◆ WHAT YOU HAVE TO DO ◆
Look through the material below. Copy each line that contains the string "Абаихская".

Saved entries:

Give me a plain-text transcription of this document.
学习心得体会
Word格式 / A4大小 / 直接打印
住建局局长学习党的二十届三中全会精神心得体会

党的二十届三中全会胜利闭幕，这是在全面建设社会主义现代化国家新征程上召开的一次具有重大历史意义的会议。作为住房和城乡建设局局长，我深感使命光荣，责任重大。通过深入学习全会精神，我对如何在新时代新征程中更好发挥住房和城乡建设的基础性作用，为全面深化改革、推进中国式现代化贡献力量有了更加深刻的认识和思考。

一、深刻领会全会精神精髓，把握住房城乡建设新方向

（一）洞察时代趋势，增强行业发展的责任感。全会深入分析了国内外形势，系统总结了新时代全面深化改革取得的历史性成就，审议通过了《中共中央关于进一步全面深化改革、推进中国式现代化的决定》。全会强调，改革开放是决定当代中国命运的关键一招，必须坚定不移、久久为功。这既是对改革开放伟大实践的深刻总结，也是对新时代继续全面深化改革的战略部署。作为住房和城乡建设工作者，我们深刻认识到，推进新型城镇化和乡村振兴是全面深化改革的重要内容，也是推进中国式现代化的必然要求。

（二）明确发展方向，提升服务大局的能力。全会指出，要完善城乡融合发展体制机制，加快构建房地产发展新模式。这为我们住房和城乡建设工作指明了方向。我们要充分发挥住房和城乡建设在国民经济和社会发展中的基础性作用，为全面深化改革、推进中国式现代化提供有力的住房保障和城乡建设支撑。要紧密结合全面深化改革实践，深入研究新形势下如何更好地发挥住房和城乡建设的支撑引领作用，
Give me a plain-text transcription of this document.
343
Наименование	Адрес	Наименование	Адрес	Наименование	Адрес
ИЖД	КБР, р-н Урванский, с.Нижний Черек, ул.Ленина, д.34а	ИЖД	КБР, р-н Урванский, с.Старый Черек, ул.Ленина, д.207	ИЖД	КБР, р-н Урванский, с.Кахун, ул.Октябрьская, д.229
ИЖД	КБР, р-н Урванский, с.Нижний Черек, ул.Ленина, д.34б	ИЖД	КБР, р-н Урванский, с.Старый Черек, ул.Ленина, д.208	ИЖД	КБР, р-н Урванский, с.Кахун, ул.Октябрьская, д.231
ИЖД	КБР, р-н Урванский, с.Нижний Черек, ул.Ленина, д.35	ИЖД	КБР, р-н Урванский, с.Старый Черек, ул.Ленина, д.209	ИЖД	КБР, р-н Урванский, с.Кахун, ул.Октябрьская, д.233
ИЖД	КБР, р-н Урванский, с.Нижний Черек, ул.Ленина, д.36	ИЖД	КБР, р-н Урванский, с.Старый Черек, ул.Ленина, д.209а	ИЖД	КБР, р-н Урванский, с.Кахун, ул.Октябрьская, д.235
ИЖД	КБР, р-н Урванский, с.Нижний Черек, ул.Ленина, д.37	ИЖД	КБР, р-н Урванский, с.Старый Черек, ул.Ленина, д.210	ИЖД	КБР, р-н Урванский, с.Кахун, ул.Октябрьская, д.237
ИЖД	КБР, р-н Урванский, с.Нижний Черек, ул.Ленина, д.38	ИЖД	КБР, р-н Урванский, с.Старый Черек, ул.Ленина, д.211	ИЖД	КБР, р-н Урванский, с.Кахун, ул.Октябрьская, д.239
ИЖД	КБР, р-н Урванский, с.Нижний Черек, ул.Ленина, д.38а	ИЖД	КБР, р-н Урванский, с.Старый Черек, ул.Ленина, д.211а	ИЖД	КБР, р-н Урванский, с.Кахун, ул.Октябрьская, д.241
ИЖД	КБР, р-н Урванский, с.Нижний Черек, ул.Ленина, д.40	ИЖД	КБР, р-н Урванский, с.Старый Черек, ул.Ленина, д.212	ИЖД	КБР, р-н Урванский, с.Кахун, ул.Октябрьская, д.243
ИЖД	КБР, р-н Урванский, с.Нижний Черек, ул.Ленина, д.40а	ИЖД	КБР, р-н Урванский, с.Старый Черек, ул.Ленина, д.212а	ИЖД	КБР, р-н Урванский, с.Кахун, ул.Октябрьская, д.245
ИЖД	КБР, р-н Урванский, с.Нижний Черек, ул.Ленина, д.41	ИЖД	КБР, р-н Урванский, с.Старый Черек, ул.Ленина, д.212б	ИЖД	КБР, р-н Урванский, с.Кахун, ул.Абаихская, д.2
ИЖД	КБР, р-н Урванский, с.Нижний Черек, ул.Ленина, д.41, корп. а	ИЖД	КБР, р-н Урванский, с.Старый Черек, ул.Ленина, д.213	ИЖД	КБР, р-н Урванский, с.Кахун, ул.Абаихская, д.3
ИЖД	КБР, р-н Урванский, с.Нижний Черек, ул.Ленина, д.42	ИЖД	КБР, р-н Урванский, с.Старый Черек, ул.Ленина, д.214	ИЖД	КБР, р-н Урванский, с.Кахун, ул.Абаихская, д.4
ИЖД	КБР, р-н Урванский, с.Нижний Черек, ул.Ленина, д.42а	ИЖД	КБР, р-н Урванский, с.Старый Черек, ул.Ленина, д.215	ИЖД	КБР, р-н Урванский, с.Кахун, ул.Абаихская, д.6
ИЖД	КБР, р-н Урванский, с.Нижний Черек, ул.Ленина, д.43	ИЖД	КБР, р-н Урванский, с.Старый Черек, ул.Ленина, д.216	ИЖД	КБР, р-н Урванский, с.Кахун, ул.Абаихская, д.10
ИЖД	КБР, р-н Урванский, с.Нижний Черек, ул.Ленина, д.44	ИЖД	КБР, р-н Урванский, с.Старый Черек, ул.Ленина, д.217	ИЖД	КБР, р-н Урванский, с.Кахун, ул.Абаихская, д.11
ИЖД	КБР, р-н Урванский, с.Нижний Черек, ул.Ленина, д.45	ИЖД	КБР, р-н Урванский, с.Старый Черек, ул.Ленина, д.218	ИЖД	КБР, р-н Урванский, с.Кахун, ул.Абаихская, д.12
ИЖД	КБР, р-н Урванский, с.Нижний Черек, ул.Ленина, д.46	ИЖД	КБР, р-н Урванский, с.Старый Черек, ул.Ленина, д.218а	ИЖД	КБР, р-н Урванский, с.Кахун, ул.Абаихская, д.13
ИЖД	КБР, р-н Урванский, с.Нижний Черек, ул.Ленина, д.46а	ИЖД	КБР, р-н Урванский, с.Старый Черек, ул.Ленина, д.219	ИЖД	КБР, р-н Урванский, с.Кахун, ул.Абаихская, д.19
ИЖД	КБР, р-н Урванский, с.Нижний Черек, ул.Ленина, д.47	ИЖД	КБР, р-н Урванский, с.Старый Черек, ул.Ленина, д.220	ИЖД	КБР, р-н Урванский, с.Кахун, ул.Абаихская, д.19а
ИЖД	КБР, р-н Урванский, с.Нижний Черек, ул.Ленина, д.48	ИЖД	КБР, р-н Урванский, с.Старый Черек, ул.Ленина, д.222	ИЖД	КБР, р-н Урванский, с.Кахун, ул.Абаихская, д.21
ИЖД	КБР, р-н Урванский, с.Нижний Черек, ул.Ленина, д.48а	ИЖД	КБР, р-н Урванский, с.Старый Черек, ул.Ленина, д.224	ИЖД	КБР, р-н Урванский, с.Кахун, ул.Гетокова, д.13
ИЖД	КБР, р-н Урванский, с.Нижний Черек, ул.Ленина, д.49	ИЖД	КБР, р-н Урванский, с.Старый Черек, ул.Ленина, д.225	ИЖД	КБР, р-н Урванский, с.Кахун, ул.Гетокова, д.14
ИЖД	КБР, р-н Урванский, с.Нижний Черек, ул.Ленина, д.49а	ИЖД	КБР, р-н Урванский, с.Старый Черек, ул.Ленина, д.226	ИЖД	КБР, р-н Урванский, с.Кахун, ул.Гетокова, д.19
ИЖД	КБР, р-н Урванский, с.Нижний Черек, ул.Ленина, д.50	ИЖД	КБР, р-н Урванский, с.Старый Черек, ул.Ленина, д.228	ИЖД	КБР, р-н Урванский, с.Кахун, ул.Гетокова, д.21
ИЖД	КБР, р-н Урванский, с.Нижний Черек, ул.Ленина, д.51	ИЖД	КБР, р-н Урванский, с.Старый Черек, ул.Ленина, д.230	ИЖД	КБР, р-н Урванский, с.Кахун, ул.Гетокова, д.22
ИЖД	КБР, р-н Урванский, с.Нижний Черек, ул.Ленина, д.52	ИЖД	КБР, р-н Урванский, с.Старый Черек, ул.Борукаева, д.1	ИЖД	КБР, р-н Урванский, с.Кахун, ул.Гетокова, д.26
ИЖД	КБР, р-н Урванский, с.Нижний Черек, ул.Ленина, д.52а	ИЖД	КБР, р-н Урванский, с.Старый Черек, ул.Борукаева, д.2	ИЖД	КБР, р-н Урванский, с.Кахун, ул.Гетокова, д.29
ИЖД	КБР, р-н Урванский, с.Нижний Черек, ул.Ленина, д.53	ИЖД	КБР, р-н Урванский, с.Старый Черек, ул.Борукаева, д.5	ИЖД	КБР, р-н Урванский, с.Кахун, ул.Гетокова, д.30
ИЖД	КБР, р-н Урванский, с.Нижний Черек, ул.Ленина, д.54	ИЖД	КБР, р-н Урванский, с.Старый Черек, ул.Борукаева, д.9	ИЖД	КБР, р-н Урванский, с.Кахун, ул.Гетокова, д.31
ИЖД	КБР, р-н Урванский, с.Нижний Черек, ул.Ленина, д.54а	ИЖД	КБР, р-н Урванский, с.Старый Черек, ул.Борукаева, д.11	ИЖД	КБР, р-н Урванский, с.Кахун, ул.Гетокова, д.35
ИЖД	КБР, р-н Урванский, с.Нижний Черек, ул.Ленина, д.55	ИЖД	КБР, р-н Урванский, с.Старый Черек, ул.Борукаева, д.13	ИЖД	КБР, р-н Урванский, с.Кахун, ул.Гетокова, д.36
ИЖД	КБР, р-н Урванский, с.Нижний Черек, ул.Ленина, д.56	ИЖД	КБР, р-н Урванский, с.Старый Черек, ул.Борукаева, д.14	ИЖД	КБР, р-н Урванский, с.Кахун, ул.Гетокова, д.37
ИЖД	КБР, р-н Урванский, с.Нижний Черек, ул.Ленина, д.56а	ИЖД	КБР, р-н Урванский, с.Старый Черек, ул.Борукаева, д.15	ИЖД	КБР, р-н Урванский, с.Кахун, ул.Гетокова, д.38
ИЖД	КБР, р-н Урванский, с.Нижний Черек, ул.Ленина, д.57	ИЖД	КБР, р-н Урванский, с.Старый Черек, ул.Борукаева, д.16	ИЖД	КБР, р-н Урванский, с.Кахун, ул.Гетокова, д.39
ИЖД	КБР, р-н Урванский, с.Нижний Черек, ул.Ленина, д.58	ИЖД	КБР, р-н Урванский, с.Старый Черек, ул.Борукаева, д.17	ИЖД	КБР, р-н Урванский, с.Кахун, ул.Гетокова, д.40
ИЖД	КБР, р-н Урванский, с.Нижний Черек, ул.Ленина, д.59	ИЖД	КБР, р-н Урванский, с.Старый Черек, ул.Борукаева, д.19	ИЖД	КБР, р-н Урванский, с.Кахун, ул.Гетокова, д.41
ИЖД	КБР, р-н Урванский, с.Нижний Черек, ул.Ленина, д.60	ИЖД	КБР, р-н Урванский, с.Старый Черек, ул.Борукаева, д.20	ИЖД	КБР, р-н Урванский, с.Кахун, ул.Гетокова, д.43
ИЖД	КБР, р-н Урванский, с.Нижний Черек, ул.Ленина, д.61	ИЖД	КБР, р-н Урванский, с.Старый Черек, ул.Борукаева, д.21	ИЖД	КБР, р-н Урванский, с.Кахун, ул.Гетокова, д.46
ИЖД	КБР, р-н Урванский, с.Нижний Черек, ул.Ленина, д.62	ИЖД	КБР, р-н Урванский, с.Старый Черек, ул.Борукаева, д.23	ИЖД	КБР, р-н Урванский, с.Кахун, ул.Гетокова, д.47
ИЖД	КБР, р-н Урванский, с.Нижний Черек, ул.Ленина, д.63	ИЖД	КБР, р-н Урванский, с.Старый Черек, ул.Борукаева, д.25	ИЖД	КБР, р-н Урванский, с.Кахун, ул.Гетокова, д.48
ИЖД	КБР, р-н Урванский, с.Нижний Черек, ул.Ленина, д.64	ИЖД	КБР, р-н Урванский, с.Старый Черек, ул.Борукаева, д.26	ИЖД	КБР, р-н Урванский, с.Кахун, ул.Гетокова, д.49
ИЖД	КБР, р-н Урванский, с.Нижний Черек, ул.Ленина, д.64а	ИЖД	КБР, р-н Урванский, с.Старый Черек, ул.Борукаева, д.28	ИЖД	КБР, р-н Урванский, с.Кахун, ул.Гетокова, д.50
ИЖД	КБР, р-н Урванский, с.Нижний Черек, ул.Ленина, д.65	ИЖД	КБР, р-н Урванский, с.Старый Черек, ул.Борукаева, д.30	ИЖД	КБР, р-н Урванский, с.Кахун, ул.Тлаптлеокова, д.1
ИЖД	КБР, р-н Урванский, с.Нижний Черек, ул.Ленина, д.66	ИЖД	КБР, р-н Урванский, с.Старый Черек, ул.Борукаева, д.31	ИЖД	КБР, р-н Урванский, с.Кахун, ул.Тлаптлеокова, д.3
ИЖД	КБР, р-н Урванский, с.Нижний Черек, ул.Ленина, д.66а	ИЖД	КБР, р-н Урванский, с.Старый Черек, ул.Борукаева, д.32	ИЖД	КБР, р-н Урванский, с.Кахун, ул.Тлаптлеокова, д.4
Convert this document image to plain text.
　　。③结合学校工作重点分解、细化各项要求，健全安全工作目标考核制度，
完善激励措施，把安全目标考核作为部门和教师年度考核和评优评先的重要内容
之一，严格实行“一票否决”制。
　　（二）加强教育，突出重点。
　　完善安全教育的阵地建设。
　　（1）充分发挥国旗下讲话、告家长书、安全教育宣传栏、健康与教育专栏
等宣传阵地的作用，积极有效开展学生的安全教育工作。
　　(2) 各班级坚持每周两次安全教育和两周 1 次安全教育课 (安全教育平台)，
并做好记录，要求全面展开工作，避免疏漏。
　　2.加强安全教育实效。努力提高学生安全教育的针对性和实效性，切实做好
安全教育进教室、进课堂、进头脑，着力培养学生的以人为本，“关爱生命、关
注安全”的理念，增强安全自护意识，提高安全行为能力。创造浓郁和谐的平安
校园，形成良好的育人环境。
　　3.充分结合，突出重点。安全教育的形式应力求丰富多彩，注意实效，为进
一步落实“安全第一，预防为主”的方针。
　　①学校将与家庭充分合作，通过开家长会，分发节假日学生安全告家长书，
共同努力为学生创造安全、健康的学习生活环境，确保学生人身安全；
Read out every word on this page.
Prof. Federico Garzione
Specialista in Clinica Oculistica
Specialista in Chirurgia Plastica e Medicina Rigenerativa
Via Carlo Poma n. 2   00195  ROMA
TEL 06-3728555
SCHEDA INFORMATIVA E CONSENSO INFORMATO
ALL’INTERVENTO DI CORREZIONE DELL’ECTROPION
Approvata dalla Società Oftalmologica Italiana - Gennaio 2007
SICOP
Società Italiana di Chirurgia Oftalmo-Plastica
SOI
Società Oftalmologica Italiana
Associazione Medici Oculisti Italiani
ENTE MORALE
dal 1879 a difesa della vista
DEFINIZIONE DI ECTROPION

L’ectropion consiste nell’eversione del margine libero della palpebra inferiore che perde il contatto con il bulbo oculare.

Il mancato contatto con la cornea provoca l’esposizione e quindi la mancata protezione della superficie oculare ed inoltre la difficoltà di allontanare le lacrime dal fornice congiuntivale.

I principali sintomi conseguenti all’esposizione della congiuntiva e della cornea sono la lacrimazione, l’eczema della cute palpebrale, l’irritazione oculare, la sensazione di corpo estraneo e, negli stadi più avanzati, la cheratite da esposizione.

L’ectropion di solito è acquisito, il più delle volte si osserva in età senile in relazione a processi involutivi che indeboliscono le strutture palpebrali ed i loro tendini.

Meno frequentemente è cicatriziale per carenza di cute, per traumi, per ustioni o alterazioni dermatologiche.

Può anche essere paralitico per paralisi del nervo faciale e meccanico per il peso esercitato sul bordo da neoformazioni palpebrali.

◆ TASK RESPONSE ◆
ИЖД	КБР, р-н Урванский, с.Нижний Черек, ул.Ленина, д.41	ИЖД	КБР, р-н Урванский, с.Старый Черек, ул.Ленина, д.212б	ИЖД	КБР, р-н Урванский, с.Кахун, ул.Абаихская, д.2
ИЖД	КБР, р-н Урванский, с.Нижний Черек, ул.Ленина, д.41, корп. а	ИЖД	КБР, р-н Урванский, с.Старый Черек, ул.Ленина, д.213	ИЖД	КБР, р-н Урванский, с.Кахун, ул.Абаихская, д.3
ИЖД	КБР, р-н Урванский, с.Нижний Черек, ул.Ленина, д.42	ИЖД	КБР, р-н Урванский, с.Старый Черек, ул.Ленина, д.214	ИЖД	КБР, р-н Урванский, с.Кахун, ул.Абаихская, д.4
ИЖД	КБР, р-н Урванский, с.Нижний Черек, ул.Ленина, д.42а	ИЖД	КБР, р-н Урванский, с.Старый Черек, ул.Ленина, д.215	ИЖД	КБР, р-н Урванский, с.Кахун, ул.Абаихская, д.6
ИЖД	КБР, р-н Урванский, с.Нижний Черек, ул.Ленина, д.43	ИЖД	КБР, р-н Урванский, с.Старый Черек, ул.Ленина, д.216	ИЖД	КБР, р-н Урванский, с.Кахун, ул.Абаихская, д.10
ИЖД	КБР, р-н Урванский, с.Нижний Черек, ул.Ленина, д.44	ИЖД	КБР, р-н Урванский, с.Старый Черек, ул.Ленина, д.217	ИЖД	КБР, р-н Урванский, с.Кахун, ул.Абаихская, д.11
ИЖД	КБР, р-н Урванский, с.Нижний Черек, ул.Ленина, д.45	ИЖД	КБР, р-н Урванский, с.Старый Черек, ул.Ленина, д.218	ИЖД	КБР, р-н Урванский, с.Кахун, ул.Абаихская, д.12
ИЖД	КБР, р-н Урванский, с.Нижний Черек, ул.Ленина, д.46	ИЖД	КБР, р-н Урванский, с.Старый Черек, ул.Ленина, д.218а	ИЖД	КБР, р-н Урванский, с.Кахун, ул.Абаихская, д.13
ИЖД	КБР, р-н Урванский, с.Нижний Черек, ул.Ленина, д.46а	ИЖД	КБР, р-н Урванский, с.Старый Черек, ул.Ленина, д.219	ИЖД	КБР, р-н Урванский, с.Кахун, ул.Абаихская, д.19
ИЖД	КБР, р-н Урванский, с.Нижний Черек, ул.Ленина, д.47	ИЖД	КБР, р-н Урванский, с.Старый Черек, ул.Ленина, д.220	ИЖД	КБР, р-н Урванский, с.Кахун, ул.Абаихская, д.19а
ИЖД	КБР, р-н Урванский, с.Нижний Черек, ул.Ленина, д.48	ИЖД	КБР, р-н Урванский, с.Старый Черек, ул.Ленина, д.222	ИЖД	КБР, р-н Урванский, с.Кахун, ул.Абаихская, д.21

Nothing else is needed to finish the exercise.